# START OF RECORDS FOR THIS EXERCISE
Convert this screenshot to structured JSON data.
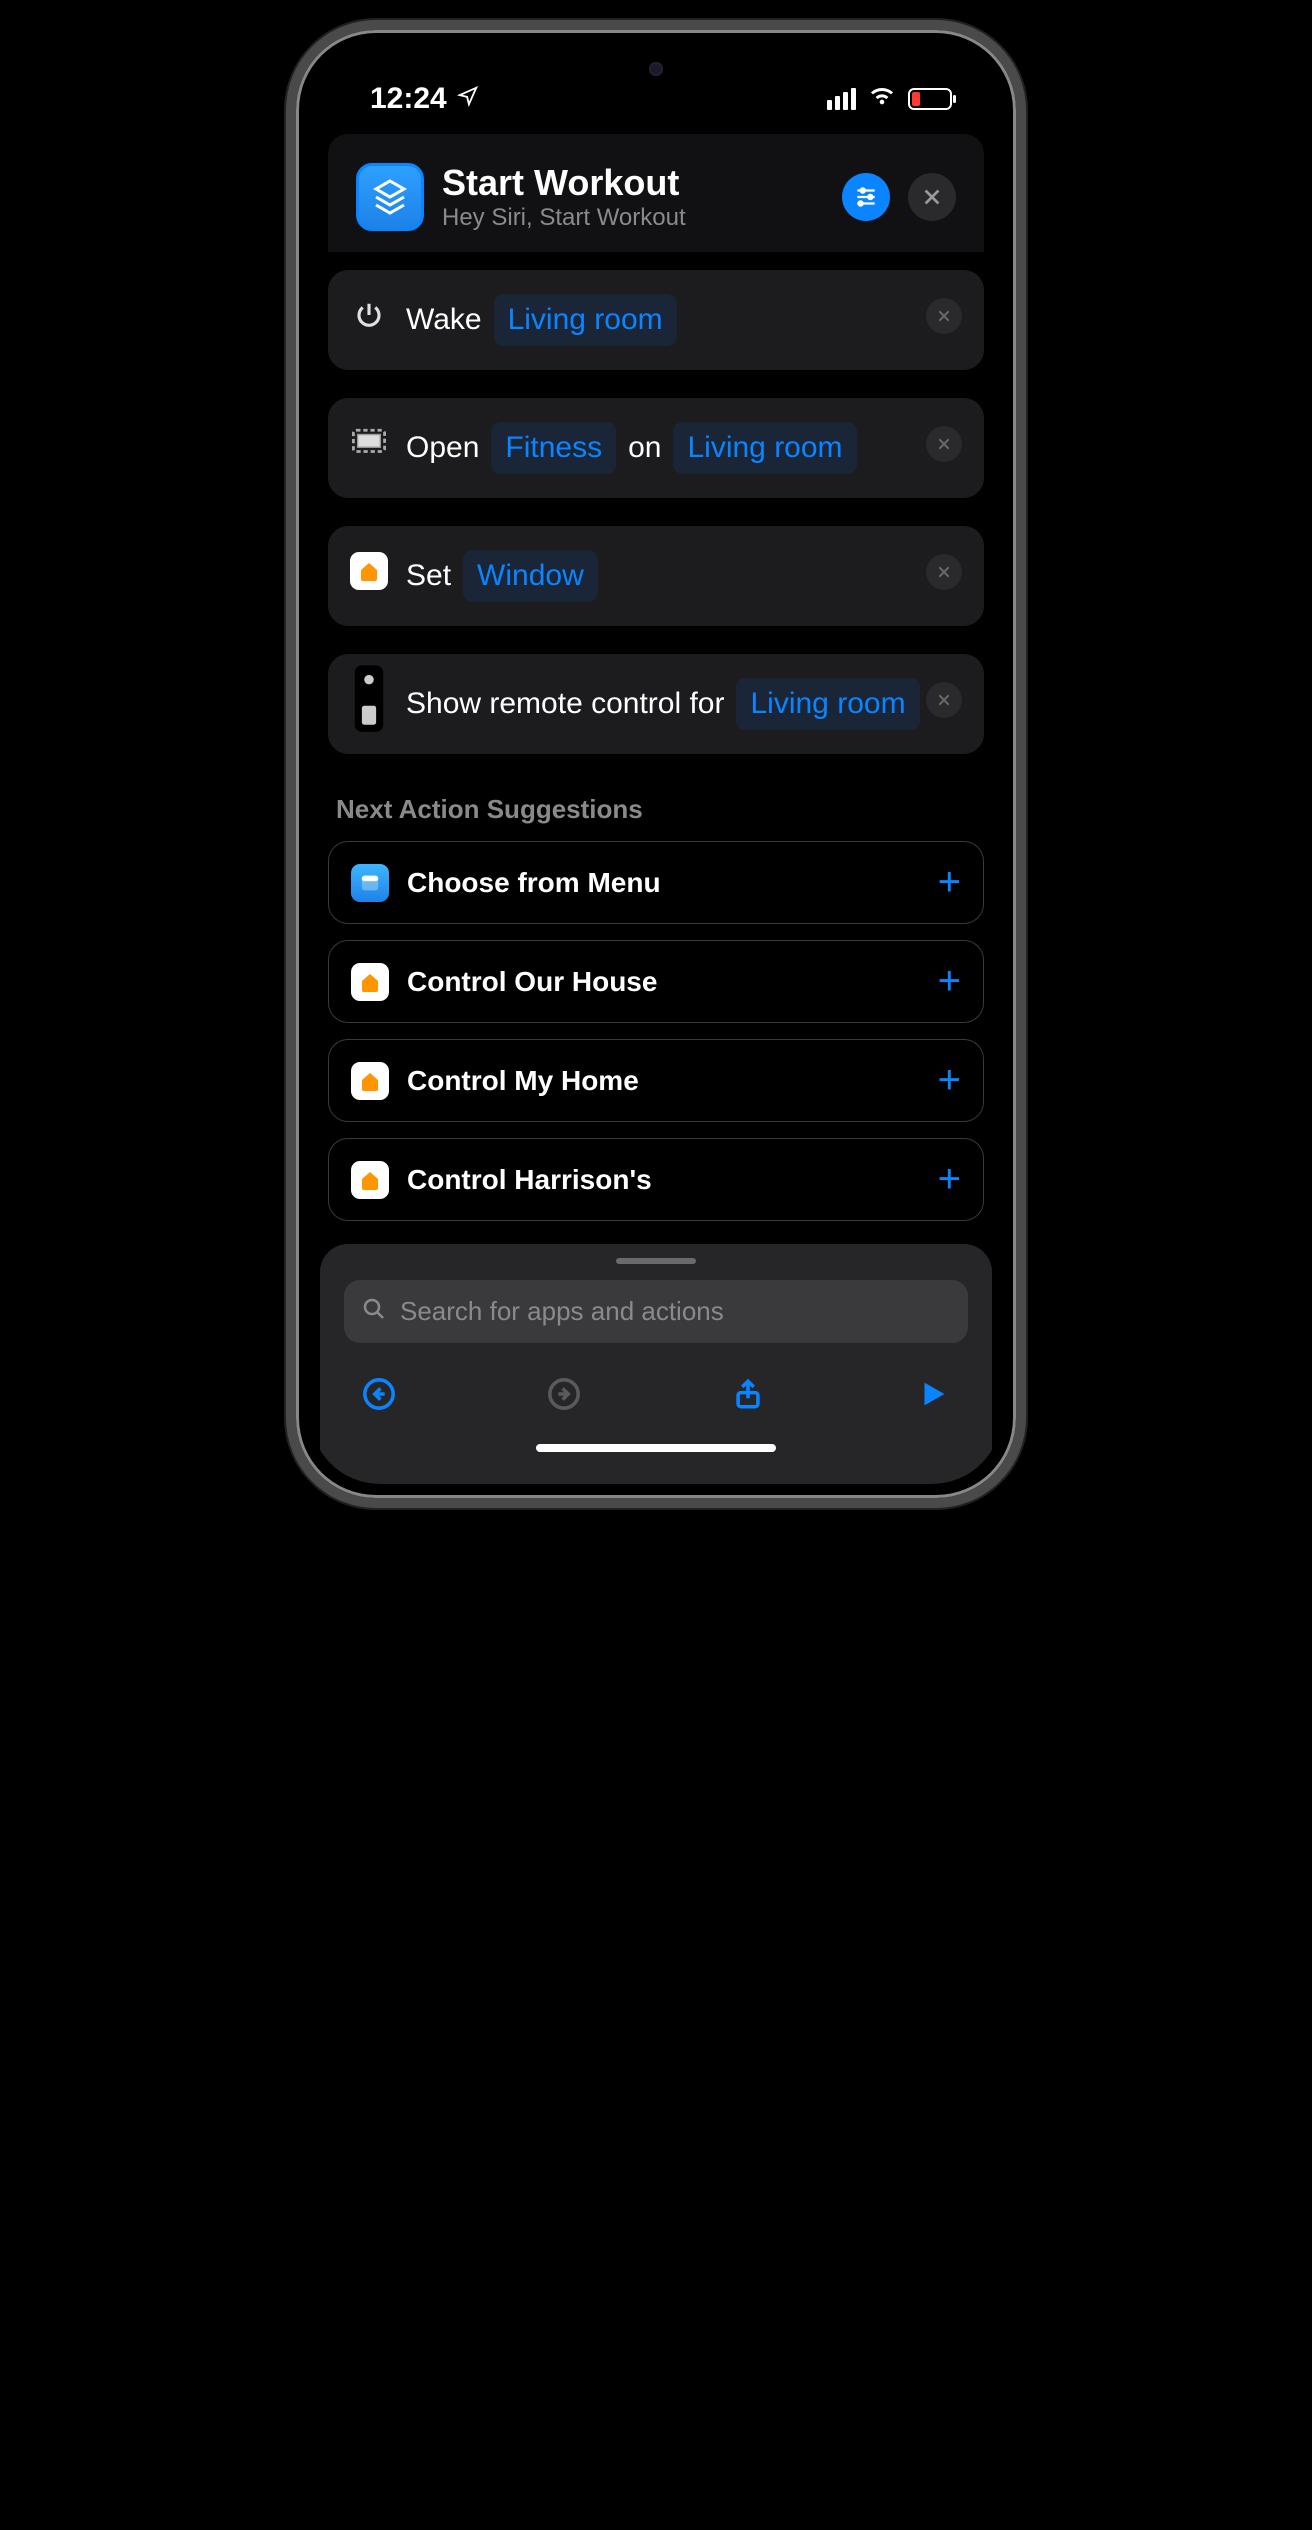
{
  "status": {
    "time": "12:24"
  },
  "header": {
    "title": "Start Workout",
    "subtitle": "Hey Siri, Start Workout"
  },
  "actions": [
    {
      "icon": "power",
      "parts": [
        {
          "t": "plain",
          "v": "Wake"
        },
        {
          "t": "token",
          "v": "Living room"
        }
      ]
    },
    {
      "icon": "tv",
      "parts": [
        {
          "t": "plain",
          "v": "Open"
        },
        {
          "t": "token",
          "v": "Fitness"
        },
        {
          "t": "plain",
          "v": "on"
        },
        {
          "t": "token",
          "v": "Living room"
        }
      ]
    },
    {
      "icon": "home",
      "parts": [
        {
          "t": "plain",
          "v": "Set"
        },
        {
          "t": "token",
          "v": "Window"
        }
      ]
    },
    {
      "icon": "remote",
      "parts": [
        {
          "t": "plain",
          "v": "Show remote control for"
        },
        {
          "t": "token",
          "v": "Living room"
        }
      ]
    }
  ],
  "suggestions_title": "Next Action Suggestions",
  "suggestions": [
    {
      "icon": "menu",
      "label": "Choose from Menu"
    },
    {
      "icon": "home",
      "label": "Control Our House"
    },
    {
      "icon": "home",
      "label": "Control My Home"
    },
    {
      "icon": "home",
      "label": "Control Harrison's"
    }
  ],
  "search": {
    "placeholder": "Search for apps and actions"
  }
}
# END OF RECORDS FOR THIS EXERCISE
• [AIM]:
Copy all the records above exactly, but leave out the pictures.

• [OUTPUT FOR THIS EXERCISE]:
Convert this screenshot to structured JSON data.
{
  "status": {
    "time": "12:24"
  },
  "header": {
    "title": "Start Workout",
    "subtitle": "Hey Siri, Start Workout"
  },
  "actions": [
    {
      "icon": "power",
      "parts": [
        {
          "t": "plain",
          "v": "Wake"
        },
        {
          "t": "token",
          "v": "Living room"
        }
      ]
    },
    {
      "icon": "tv",
      "parts": [
        {
          "t": "plain",
          "v": "Open"
        },
        {
          "t": "token",
          "v": "Fitness"
        },
        {
          "t": "plain",
          "v": "on"
        },
        {
          "t": "token",
          "v": "Living room"
        }
      ]
    },
    {
      "icon": "home",
      "parts": [
        {
          "t": "plain",
          "v": "Set"
        },
        {
          "t": "token",
          "v": "Window"
        }
      ]
    },
    {
      "icon": "remote",
      "parts": [
        {
          "t": "plain",
          "v": "Show remote control for"
        },
        {
          "t": "token",
          "v": "Living room"
        }
      ]
    }
  ],
  "suggestions_title": "Next Action Suggestions",
  "suggestions": [
    {
      "icon": "menu",
      "label": "Choose from Menu"
    },
    {
      "icon": "home",
      "label": "Control Our House"
    },
    {
      "icon": "home",
      "label": "Control My Home"
    },
    {
      "icon": "home",
      "label": "Control Harrison's"
    }
  ],
  "search": {
    "placeholder": "Search for apps and actions"
  }
}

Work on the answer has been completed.